Work required
Reproduce the material below word for word, line by line, and leave out any pictures.

Supplied records
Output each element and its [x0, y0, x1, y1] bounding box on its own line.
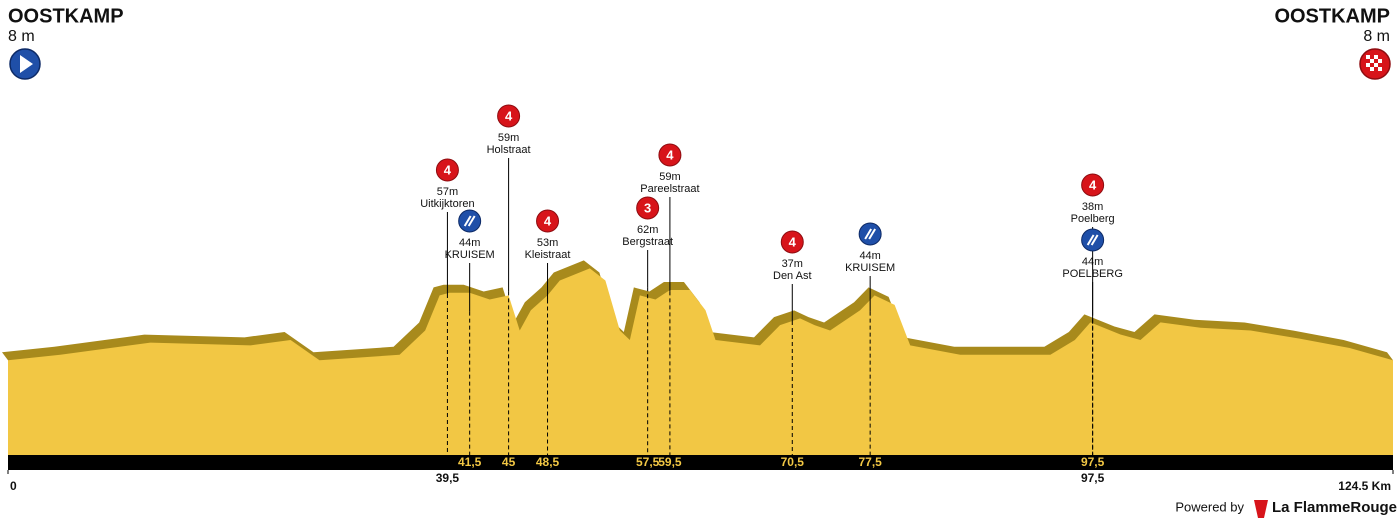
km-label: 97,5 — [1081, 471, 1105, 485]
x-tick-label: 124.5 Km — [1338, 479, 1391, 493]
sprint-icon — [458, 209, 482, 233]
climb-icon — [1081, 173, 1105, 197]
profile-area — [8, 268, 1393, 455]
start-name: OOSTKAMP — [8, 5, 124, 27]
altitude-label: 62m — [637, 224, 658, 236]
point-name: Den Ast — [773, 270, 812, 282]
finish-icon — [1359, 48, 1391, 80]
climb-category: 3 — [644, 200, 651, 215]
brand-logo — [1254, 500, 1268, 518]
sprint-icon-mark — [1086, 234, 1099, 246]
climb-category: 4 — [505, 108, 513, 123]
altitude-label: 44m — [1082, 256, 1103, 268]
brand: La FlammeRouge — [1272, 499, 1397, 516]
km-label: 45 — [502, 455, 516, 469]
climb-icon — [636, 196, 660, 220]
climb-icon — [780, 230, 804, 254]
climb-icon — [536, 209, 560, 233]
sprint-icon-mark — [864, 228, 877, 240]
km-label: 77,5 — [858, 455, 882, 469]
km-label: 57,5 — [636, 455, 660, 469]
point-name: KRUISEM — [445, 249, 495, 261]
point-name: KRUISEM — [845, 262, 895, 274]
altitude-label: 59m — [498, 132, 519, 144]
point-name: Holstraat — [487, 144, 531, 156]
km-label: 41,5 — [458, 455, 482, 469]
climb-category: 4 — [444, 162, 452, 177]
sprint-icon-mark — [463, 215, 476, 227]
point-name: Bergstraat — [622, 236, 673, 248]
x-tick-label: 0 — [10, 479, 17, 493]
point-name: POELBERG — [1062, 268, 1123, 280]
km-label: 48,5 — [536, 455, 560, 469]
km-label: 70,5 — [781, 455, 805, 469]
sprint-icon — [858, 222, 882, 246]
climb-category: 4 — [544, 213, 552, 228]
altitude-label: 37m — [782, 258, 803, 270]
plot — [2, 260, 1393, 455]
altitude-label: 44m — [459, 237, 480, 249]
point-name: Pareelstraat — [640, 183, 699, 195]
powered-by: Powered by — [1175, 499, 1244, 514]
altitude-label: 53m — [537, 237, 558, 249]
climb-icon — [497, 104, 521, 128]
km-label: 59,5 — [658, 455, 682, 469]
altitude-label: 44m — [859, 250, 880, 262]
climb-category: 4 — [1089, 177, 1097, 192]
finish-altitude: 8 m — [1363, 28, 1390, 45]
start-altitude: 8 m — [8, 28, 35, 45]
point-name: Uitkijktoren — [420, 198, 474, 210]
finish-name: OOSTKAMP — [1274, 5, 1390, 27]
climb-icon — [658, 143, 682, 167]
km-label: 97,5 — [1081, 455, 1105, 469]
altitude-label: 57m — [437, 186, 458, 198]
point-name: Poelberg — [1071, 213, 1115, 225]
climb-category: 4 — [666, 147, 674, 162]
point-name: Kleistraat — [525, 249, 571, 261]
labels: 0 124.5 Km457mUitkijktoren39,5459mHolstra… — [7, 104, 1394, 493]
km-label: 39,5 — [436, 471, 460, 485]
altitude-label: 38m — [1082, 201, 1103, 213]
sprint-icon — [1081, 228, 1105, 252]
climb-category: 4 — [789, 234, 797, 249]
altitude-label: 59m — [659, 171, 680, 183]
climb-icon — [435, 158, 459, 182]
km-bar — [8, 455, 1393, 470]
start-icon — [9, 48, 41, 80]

Solution to this exercise
Output each element and its [x0, y0, x1, y1] bounding box on its own line.
km-label: 97,5 — [1081, 471, 1105, 485]
x-tick-label: 124.5 Km — [1338, 479, 1391, 493]
sprint-icon — [458, 209, 482, 233]
climb-icon — [1081, 173, 1105, 197]
profile-area — [8, 268, 1393, 455]
start-name: OOSTKAMP — [8, 5, 124, 27]
altitude-label: 62m — [637, 224, 658, 236]
point-name: Den Ast — [773, 270, 812, 282]
finish-icon — [1359, 48, 1391, 80]
climb-category: 3 — [644, 200, 651, 215]
brand-logo — [1254, 500, 1268, 518]
sprint-icon-mark — [1086, 234, 1099, 246]
climb-category: 4 — [505, 108, 513, 123]
altitude-label: 44m — [1082, 256, 1103, 268]
brand: La FlammeRouge — [1272, 499, 1397, 516]
km-label: 45 — [502, 455, 516, 469]
climb-icon — [636, 196, 660, 220]
climb-icon — [780, 230, 804, 254]
climb-icon — [536, 209, 560, 233]
sprint-icon-mark — [864, 228, 877, 240]
km-label: 77,5 — [858, 455, 882, 469]
km-label: 57,5 — [636, 455, 660, 469]
point-name: KRUISEM — [445, 249, 495, 261]
point-name: KRUISEM — [845, 262, 895, 274]
altitude-label: 59m — [498, 132, 519, 144]
point-name: Holstraat — [487, 144, 531, 156]
km-label: 41,5 — [458, 455, 482, 469]
climb-category: 4 — [444, 162, 452, 177]
sprint-icon-mark — [463, 215, 476, 227]
point-name: Bergstraat — [622, 236, 673, 248]
x-tick-label: 0 — [10, 479, 17, 493]
point-name: POELBERG — [1062, 268, 1123, 280]
km-label: 48,5 — [536, 455, 560, 469]
km-label: 70,5 — [781, 455, 805, 469]
sprint-icon — [858, 222, 882, 246]
climb-category: 4 — [544, 213, 552, 228]
altitude-label: 37m — [782, 258, 803, 270]
plot — [2, 260, 1393, 455]
altitude-label: 44m — [459, 237, 480, 249]
point-name: Pareelstraat — [640, 183, 699, 195]
powered-by: Powered by — [1175, 499, 1244, 514]
altitude-label: 53m — [537, 237, 558, 249]
climb-icon — [497, 104, 521, 128]
km-label: 59,5 — [658, 455, 682, 469]
altitude-label: 44m — [859, 250, 880, 262]
climb-category: 4 — [1089, 177, 1097, 192]
finish-altitude: 8 m — [1363, 28, 1390, 45]
start-altitude: 8 m — [8, 28, 35, 45]
point-name: Uitkijktoren — [420, 198, 474, 210]
finish-name: OOSTKAMP — [1274, 5, 1390, 27]
climb-icon — [658, 143, 682, 167]
km-label: 97,5 — [1081, 455, 1105, 469]
altitude-label: 57m — [437, 186, 458, 198]
point-name: Poelberg — [1071, 213, 1115, 225]
climb-category: 4 — [666, 147, 674, 162]
point-name: Kleistraat — [525, 249, 571, 261]
labels: 0 124.5 Km457mUitkijktoren39,5459mHolstra… — [7, 104, 1394, 493]
km-label: 39,5 — [436, 471, 460, 485]
altitude-label: 38m — [1082, 201, 1103, 213]
sprint-icon — [1081, 228, 1105, 252]
climb-category: 4 — [789, 234, 797, 249]
altitude-label: 59m — [659, 171, 680, 183]
climb-icon — [435, 158, 459, 182]
km-bar — [8, 455, 1393, 470]
start-icon — [9, 48, 41, 80]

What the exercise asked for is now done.